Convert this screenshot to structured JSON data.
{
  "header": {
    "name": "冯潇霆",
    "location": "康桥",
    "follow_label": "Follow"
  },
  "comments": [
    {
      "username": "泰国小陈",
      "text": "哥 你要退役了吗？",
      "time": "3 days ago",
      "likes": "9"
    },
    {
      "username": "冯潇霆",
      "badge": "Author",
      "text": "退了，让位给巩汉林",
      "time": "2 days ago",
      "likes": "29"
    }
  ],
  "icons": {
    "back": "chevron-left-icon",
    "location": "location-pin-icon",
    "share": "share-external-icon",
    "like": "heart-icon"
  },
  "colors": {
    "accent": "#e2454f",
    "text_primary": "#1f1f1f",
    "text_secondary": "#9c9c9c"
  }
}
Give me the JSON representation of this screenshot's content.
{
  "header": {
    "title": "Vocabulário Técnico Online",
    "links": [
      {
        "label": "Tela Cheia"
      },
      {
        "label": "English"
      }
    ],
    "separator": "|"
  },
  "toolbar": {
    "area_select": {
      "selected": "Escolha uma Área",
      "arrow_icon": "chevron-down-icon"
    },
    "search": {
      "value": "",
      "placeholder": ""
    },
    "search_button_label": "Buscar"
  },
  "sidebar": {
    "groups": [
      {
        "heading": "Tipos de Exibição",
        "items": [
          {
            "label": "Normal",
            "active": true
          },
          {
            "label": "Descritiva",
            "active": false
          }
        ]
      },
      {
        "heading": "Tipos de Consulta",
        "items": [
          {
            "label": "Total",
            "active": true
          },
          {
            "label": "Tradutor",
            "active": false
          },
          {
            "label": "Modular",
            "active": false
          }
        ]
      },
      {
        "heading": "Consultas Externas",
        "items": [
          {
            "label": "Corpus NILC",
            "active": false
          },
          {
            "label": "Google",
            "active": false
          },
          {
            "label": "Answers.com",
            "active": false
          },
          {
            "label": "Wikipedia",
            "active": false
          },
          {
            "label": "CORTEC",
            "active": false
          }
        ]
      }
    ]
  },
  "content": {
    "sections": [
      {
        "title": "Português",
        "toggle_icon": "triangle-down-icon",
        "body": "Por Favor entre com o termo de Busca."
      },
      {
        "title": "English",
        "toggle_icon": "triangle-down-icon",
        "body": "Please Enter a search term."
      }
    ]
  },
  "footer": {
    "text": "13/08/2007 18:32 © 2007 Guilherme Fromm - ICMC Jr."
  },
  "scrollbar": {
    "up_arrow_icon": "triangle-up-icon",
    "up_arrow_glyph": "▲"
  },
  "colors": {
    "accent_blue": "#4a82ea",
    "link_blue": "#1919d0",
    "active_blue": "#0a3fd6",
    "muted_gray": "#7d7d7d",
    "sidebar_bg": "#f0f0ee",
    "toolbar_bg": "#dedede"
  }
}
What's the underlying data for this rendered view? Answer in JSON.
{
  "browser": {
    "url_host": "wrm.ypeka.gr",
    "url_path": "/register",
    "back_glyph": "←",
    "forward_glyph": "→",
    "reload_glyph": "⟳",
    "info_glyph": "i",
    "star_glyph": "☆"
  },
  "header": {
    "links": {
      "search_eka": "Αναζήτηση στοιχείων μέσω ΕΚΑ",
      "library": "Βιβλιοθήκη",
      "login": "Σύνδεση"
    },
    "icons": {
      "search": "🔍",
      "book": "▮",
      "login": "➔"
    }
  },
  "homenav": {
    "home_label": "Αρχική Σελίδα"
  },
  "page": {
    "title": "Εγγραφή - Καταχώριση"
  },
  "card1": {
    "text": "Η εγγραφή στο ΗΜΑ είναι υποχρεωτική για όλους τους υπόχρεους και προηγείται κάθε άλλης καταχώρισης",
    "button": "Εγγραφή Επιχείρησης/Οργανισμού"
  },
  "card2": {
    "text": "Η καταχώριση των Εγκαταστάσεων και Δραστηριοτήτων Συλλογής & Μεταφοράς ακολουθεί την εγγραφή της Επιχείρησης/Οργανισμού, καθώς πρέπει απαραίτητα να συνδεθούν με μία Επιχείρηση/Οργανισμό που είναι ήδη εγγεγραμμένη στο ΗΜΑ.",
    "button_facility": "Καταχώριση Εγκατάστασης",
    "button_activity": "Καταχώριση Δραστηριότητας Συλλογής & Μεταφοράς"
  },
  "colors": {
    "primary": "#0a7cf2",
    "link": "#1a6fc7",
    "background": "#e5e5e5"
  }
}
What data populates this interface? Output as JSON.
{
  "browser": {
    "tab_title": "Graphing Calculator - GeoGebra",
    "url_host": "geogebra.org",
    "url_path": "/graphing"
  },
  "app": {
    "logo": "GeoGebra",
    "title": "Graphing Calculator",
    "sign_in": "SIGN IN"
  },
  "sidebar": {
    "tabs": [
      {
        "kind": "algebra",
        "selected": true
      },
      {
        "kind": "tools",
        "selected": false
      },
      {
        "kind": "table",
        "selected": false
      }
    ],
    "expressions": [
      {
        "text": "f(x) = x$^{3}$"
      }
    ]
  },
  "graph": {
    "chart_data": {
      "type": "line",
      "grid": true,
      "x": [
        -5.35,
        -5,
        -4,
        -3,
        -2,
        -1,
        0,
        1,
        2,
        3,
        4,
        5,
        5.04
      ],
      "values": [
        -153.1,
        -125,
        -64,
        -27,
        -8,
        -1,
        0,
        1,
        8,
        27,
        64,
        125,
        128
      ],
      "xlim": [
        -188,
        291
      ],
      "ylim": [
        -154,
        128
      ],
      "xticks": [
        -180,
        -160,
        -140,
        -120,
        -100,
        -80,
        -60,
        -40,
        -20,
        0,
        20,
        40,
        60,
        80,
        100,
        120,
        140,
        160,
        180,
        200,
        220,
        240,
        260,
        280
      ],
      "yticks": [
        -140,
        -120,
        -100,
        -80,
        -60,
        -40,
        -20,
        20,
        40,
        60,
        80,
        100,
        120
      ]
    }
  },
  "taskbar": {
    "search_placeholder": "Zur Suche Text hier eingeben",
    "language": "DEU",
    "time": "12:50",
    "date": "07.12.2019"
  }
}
....
◆ EXERCISE OBJECTIVE ◆
Write out all records exactly, keeping every detail.

◆ FULL ANSWER ◆
Convert this screenshot to structured JSON data.
{
  "header": {
    "name": "冯潇霆",
    "location": "康桥",
    "follow_label": "Follow"
  },
  "comments": [
    {
      "username": "泰国小陈",
      "text": "哥 你要退役了吗？",
      "time": "3 days ago",
      "likes": "9"
    },
    {
      "username": "冯潇霆",
      "badge": "Author",
      "text": "退了，让位给巩汉林",
      "time": "2 days ago",
      "likes": "29"
    }
  ],
  "icons": {
    "back": "chevron-left-icon",
    "location": "location-pin-icon",
    "share": "share-external-icon",
    "like": "heart-icon"
  },
  "colors": {
    "accent": "#e2454f",
    "text_primary": "#1f1f1f",
    "text_secondary": "#9c9c9c"
  }
}
Give me the JSON representation of this screenshot's content.
{
  "header": {
    "title": "Vocabulário Técnico Online",
    "links": [
      {
        "label": "Tela Cheia"
      },
      {
        "label": "English"
      }
    ],
    "separator": "|"
  },
  "toolbar": {
    "area_select": {
      "selected": "Escolha uma Área",
      "arrow_icon": "chevron-down-icon"
    },
    "search": {
      "value": "",
      "placeholder": ""
    },
    "search_button_label": "Buscar"
  },
  "sidebar": {
    "groups": [
      {
        "heading": "Tipos de Exibição",
        "items": [
          {
            "label": "Normal",
            "active": true
          },
          {
            "label": "Descritiva",
            "active": false
          }
        ]
      },
      {
        "heading": "Tipos de Consulta",
        "items": [
          {
            "label": "Total",
            "active": true
          },
          {
            "label": "Tradutor",
            "active": false
          },
          {
            "label": "Modular",
            "active": false
          }
        ]
      },
      {
        "heading": "Consultas Externas",
        "items": [
          {
            "label": "Corpus NILC",
            "active": false
          },
          {
            "label": "Google",
            "active": false
          },
          {
            "label": "Answers.com",
            "active": false
          },
          {
            "label": "Wikipedia",
            "active": false
          },
          {
            "label": "CORTEC",
            "active": false
          }
        ]
      }
    ]
  },
  "content": {
    "sections": [
      {
        "title": "Português",
        "toggle_icon": "triangle-down-icon",
        "body": "Por Favor entre com o termo de Busca."
      },
      {
        "title": "English",
        "toggle_icon": "triangle-down-icon",
        "body": "Please Enter a search term."
      }
    ]
  },
  "footer": {
    "text": "13/08/2007 18:32 © 2007 Guilherme Fromm - ICMC Jr."
  },
  "scrollbar": {
    "up_arrow_icon": "triangle-up-icon",
    "up_arrow_glyph": "▲"
  },
  "colors": {
    "accent_blue": "#4a82ea",
    "link_blue": "#1919d0",
    "active_blue": "#0a3fd6",
    "muted_gray": "#7d7d7d",
    "sidebar_bg": "#f0f0ee",
    "toolbar_bg": "#dedede"
  }
}
What's the underlying data for this rendered view? Answer in JSON.
{
  "browser": {
    "url_host": "wrm.ypeka.gr",
    "url_path": "/register",
    "back_glyph": "←",
    "forward_glyph": "→",
    "reload_glyph": "⟳",
    "info_glyph": "i",
    "star_glyph": "☆"
  },
  "header": {
    "links": {
      "search_eka": "Αναζήτηση στοιχείων μέσω ΕΚΑ",
      "library": "Βιβλιοθήκη",
      "login": "Σύνδεση"
    },
    "icons": {
      "search": "🔍",
      "book": "▮",
      "login": "➔"
    }
  },
  "homenav": {
    "home_label": "Αρχική Σελίδα"
  },
  "page": {
    "title": "Εγγραφή - Καταχώριση"
  },
  "card1": {
    "text": "Η εγγραφή στο ΗΜΑ είναι υποχρεωτική για όλους τους υπόχρεους και προηγείται κάθε άλλης καταχώρισης",
    "button": "Εγγραφή Επιχείρησης/Οργανισμού"
  },
  "card2": {
    "text": "Η καταχώριση των Εγκαταστάσεων και Δραστηριοτήτων Συλλογής & Μεταφοράς ακολουθεί την εγγραφή της Επιχείρησης/Οργανισμού, καθώς πρέπει απαραίτητα να συνδεθούν με μία Επιχείρηση/Οργανισμό που είναι ήδη εγγεγραμμένη στο ΗΜΑ.",
    "button_facility": "Καταχώριση Εγκατάστασης",
    "button_activity": "Καταχώριση Δραστηριότητας Συλλογής & Μεταφοράς"
  },
  "colors": {
    "primary": "#0a7cf2",
    "link": "#1a6fc7",
    "background": "#e5e5e5"
  }
}
What data populates this interface? Output as JSON.
{
  "browser": {
    "tab_title": "Graphing Calculator - GeoGebra",
    "url_host": "geogebra.org",
    "url_path": "/graphing"
  },
  "app": {
    "logo": "GeoGebra",
    "title": "Graphing Calculator",
    "sign_in": "SIGN IN"
  },
  "sidebar": {
    "tabs": [
      {
        "kind": "algebra",
        "selected": true
      },
      {
        "kind": "tools",
        "selected": false
      },
      {
        "kind": "table",
        "selected": false
      }
    ],
    "expressions": [
      {
        "text": "f(x) = x$^{3}$"
      }
    ]
  },
  "graph": {
    "chart_data": {
      "type": "line",
      "grid": true,
      "x": [
        -5.35,
        -5,
        -4,
        -3,
        -2,
        -1,
        0,
        1,
        2,
        3,
        4,
        5,
        5.04
      ],
      "values": [
        -153.1,
        -125,
        -64,
        -27,
        -8,
        -1,
        0,
        1,
        8,
        27,
        64,
        125,
        128
      ],
      "xlim": [
        -188,
        291
      ],
      "ylim": [
        -154,
        128
      ],
      "xticks": [
        -180,
        -160,
        -140,
        -120,
        -100,
        -80,
        -60,
        -40,
        -20,
        0,
        20,
        40,
        60,
        80,
        100,
        120,
        140,
        160,
        180,
        200,
        220,
        240,
        260,
        280
      ],
      "yticks": [
        -140,
        -120,
        -100,
        -80,
        -60,
        -40,
        -20,
        20,
        40,
        60,
        80,
        100,
        120
      ]
    }
  },
  "taskbar": {
    "search_placeholder": "Zur Suche Text hier eingeben",
    "language": "DEU",
    "time": "12:50",
    "date": "07.12.2019"
  }
}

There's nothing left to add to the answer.